Leave out the pictures and repeat every record exactly.

───── GIVEN RECORDS

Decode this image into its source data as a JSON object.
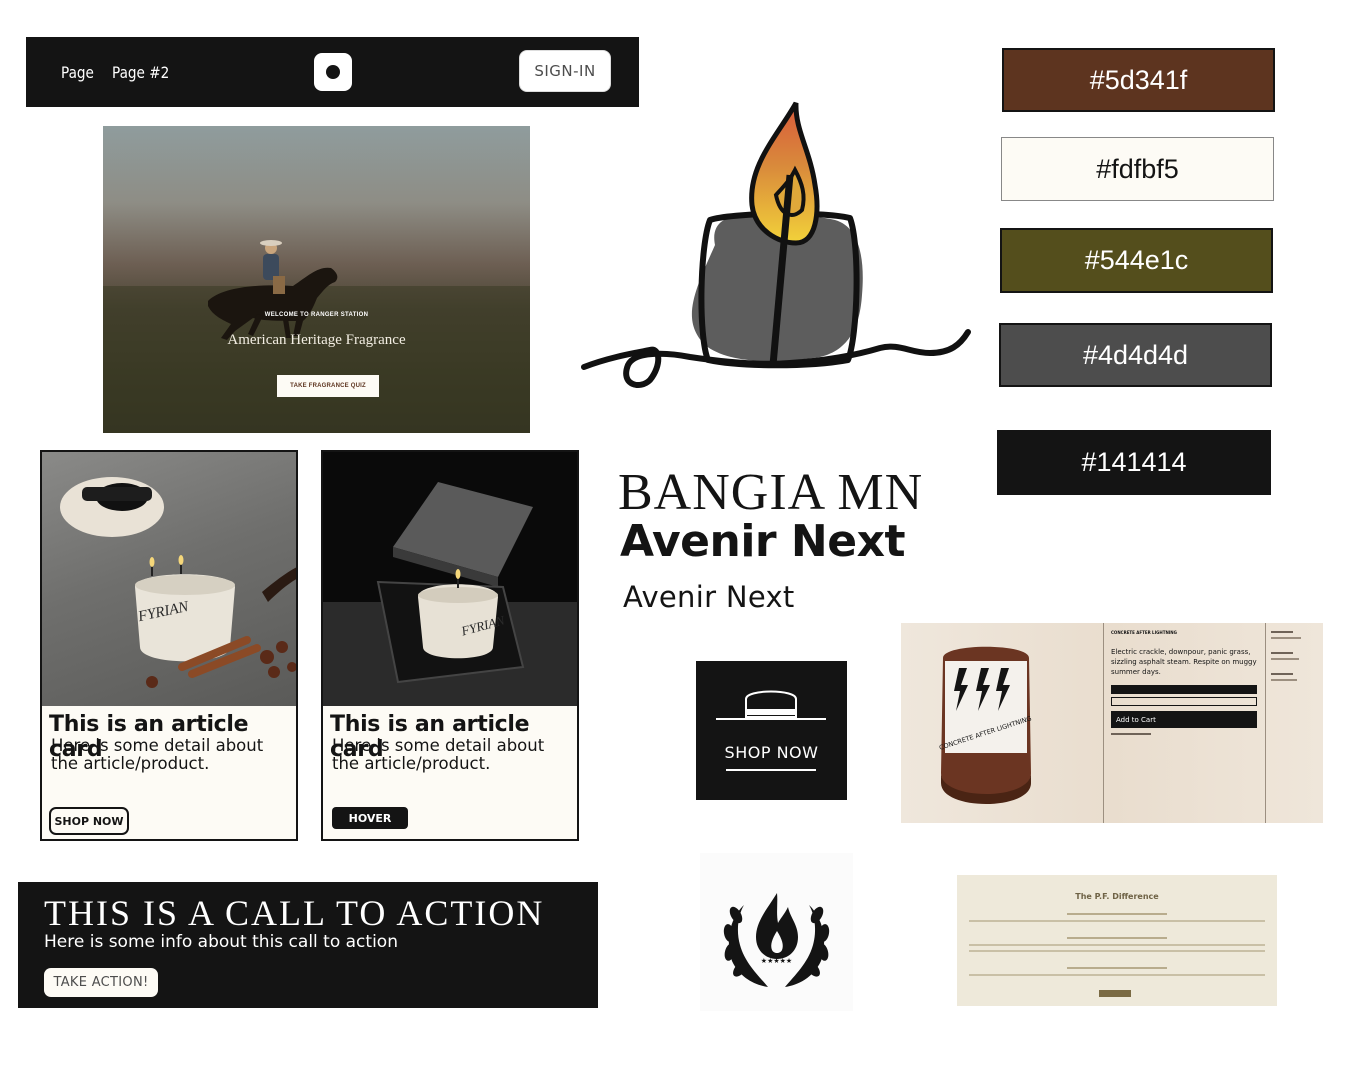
{
  "nav": {
    "links": [
      "Page",
      "Page #2"
    ],
    "signin_label": "SIGN-IN"
  },
  "hero": {
    "eyebrow": "WELCOME TO RANGER STATION",
    "title": "American Heritage Fragrance",
    "cta_label": "TAKE FRAGRANCE QUIZ"
  },
  "palette": [
    {
      "hex": "#5d341f",
      "text_color": "#ffffff"
    },
    {
      "hex": "#fdfbf5",
      "text_color": "#141414"
    },
    {
      "hex": "#544e1c",
      "text_color": "#ffffff"
    },
    {
      "hex": "#4d4d4d",
      "text_color": "#ffffff"
    },
    {
      "hex": "#141414",
      "text_color": "#ffffff"
    }
  ],
  "cards": [
    {
      "title": "This is an article card",
      "text": "Here is some detail about the article/product.",
      "button": "SHOP NOW",
      "brand_mark": "FYRIAN"
    },
    {
      "title": "This is an article card",
      "text": "Here is some detail about the article/product.",
      "button": "HOVER",
      "brand_mark": "FYRIAN"
    }
  ],
  "typography": {
    "serif_sample": "BANGIA MN",
    "bold_sample": "Avenir Next",
    "regular_sample": "Avenir Next"
  },
  "shop_block": {
    "label": "SHOP NOW"
  },
  "product": {
    "name": "CONCRETE AFTER LIGHTNING",
    "description": "Electric crackle, downpour, panic grass, sizzling asphalt steam. Respite on muggy summer days.",
    "add_to_cart": "Add to Cart",
    "label_text": "CONCRETE AFTER LIGHTNING"
  },
  "cta": {
    "title": "THIS IS A CALL TO ACTION",
    "text": "Here is some info about this call to action",
    "button": "TAKE ACTION!"
  },
  "badge": {
    "stars": "★★★★★"
  },
  "pf": {
    "title": "The P.F. Difference"
  },
  "colors": {
    "brown": "#5d341f",
    "cream": "#fdfbf5",
    "olive": "#544e1c",
    "gray": "#4d4d4d",
    "black": "#141414"
  }
}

──────────

**ANSWER TO THIS TASK:**
Decode this image into its source data as a JSON object.
{
  "nav": {
    "links": [
      "Page",
      "Page #2"
    ],
    "signin_label": "SIGN-IN"
  },
  "hero": {
    "eyebrow": "WELCOME TO RANGER STATION",
    "title": "American Heritage Fragrance",
    "cta_label": "TAKE FRAGRANCE QUIZ"
  },
  "palette": [
    {
      "hex": "#5d341f",
      "text_color": "#ffffff"
    },
    {
      "hex": "#fdfbf5",
      "text_color": "#141414"
    },
    {
      "hex": "#544e1c",
      "text_color": "#ffffff"
    },
    {
      "hex": "#4d4d4d",
      "text_color": "#ffffff"
    },
    {
      "hex": "#141414",
      "text_color": "#ffffff"
    }
  ],
  "cards": [
    {
      "title": "This is an article card",
      "text": "Here is some detail about the article/product.",
      "button": "SHOP NOW",
      "brand_mark": "FYRIAN"
    },
    {
      "title": "This is an article card",
      "text": "Here is some detail about the article/product.",
      "button": "HOVER",
      "brand_mark": "FYRIAN"
    }
  ],
  "typography": {
    "serif_sample": "BANGIA MN",
    "bold_sample": "Avenir Next",
    "regular_sample": "Avenir Next"
  },
  "shop_block": {
    "label": "SHOP NOW"
  },
  "product": {
    "name": "CONCRETE AFTER LIGHTNING",
    "description": "Electric crackle, downpour, panic grass, sizzling asphalt steam. Respite on muggy summer days.",
    "add_to_cart": "Add to Cart",
    "label_text": "CONCRETE AFTER LIGHTNING"
  },
  "cta": {
    "title": "THIS IS A CALL TO ACTION",
    "text": "Here is some info about this call to action",
    "button": "TAKE ACTION!"
  },
  "badge": {
    "stars": "★★★★★"
  },
  "pf": {
    "title": "The P.F. Difference"
  },
  "colors": {
    "brown": "#5d341f",
    "cream": "#fdfbf5",
    "olive": "#544e1c",
    "gray": "#4d4d4d",
    "black": "#141414"
  }
}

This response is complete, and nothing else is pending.